▶ REQUEST: Identify the lines containing the word "трех". Copy each one.

▶ DATA IN THIS EXERCISE:
— Begin —

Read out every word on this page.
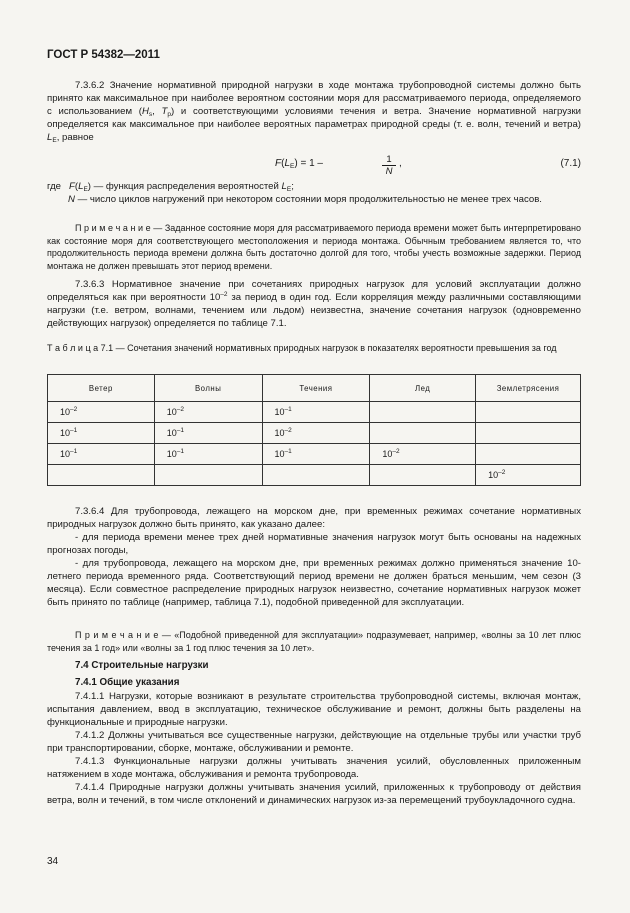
ГОСТ Р 54382—2011
7.3.6.2 Значение нормативной природной нагрузки в ходе монтажа трубопроводной системы должно быть принято как максимальное при наиболее вероятном состоянии моря для рассматриваемого периода, определяемого с использованием ($H_s$, $T_p$) и соответствующими условиями течения и ветра. Значение нормативной нагрузки определяется как максимальное при наиболее вероятных параметрах природной среды (т. е. волн, течений и ветра) $L_E$, равное
$F(L_E) = 1$ –	$\frac{1}{N}$ ,	(7.1)
где $F(L_E)$ — функция распределения вероятностей $L_E$;
N — число циклов нагружений при некотором состоянии моря продолжительностью не менее трех часов.
П р и м е ч а н и е — Заданное состояние моря для рассматриваемого периода времени может быть интерпретировано как состояние моря для соответствующего местоположения и периода монтажа. Обычным требованием является то, что продолжительность периода времени должна быть достаточно долгой для того, чтобы учесть возможные задержки. Период монтажа не должен превышать этот период времени.
7.3.6.3 Нормативное значение при сочетаниях природных нагрузок для условий эксплуатации должно определяться как при вероятности $10^{-2}$ за период в один год. Если корреляция между различными составляющими нагрузки (т.е. ветром, волнами, течением или льдом) неизвестна, значение сочетания нагрузок (одновременно действующих нагрузок) определяется по таблице 7.1.
Т а б л и ц а 7.1 — Сочетания значений нормативных природных нагрузок в показателях вероятности превышения за год
Ветер	Волны	Течения	Лед	Землетрясения
$10^{-2}$	$10^{-2}$	$10^{-1}$		
$10^{-1}$	$10^{-1}$	$10^{-2}$		
$10^{-1}$	$10^{-1}$	$10^{-1}$	$10^{-2}$	
				$10^{-2}$
7.3.6.4 Для трубопровода, лежащего на морском дне, при временных режимах сочетание нормативных природных нагрузок должно быть принято, как указано далее:
- для периода времени менее трех дней нормативные значения нагрузок могут быть основаны на надежных прогнозах погоды,
- для трубопровода, лежащего на морском дне, при временных режимах должно применяться значение 10-летнего периода временного ряда. Соответствующий период времени не должен браться меньшим, чем сезон (3 месяца). Если совместное распределение природных нагрузок неизвестно, сочетание нормативных нагрузок может быть принято по таблице (например, таблица 7.1), подобной приведенной для эксплуатации.
П р и м е ч а н и е — «Подобной приведенной для эксплуатации» подразумевает, например, «волны за 10 лет плюс течения за 1 год» или «волны за 1 год плюс течения за 10 лет».
7.4 Строительные нагрузки
7.4.1 Общие указания
7.4.1.1 Нагрузки, которые возникают в результате строительства трубопроводной системы, включая монтаж, испытания давлением, ввод в эксплуатацию, техническое обслуживание и ремонт, должны быть разделены на функциональные и природные нагрузки.
7.4.1.2 Должны учитываться все существенные нагрузки, действующие на отдельные трубы или участки труб при транспортировании, сборке, монтаже, обслуживании и ремонте.
7.4.1.3 Функциональные нагрузки должны учитывать значения усилий, обусловленных приложенным натяжением в ходе монтажа, обслуживания и ремонта трубопровода.
7.4.1.4 Природные нагрузки должны учитывать значения усилий, приложенных к трубопроводу от действия ветра, волн и течений, в том числе отклонений и динамических нагрузок из-за перемещений трубоукладочного судна.
34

— End —

▶ EXERCISE RESULT:
N — число циклов нагружений при некотором состоянии моря продолжительностью не менее трех часов.
- для периода времени менее трех дней нормативные значения нагрузок могут быть основаны на надежных прогнозах погоды,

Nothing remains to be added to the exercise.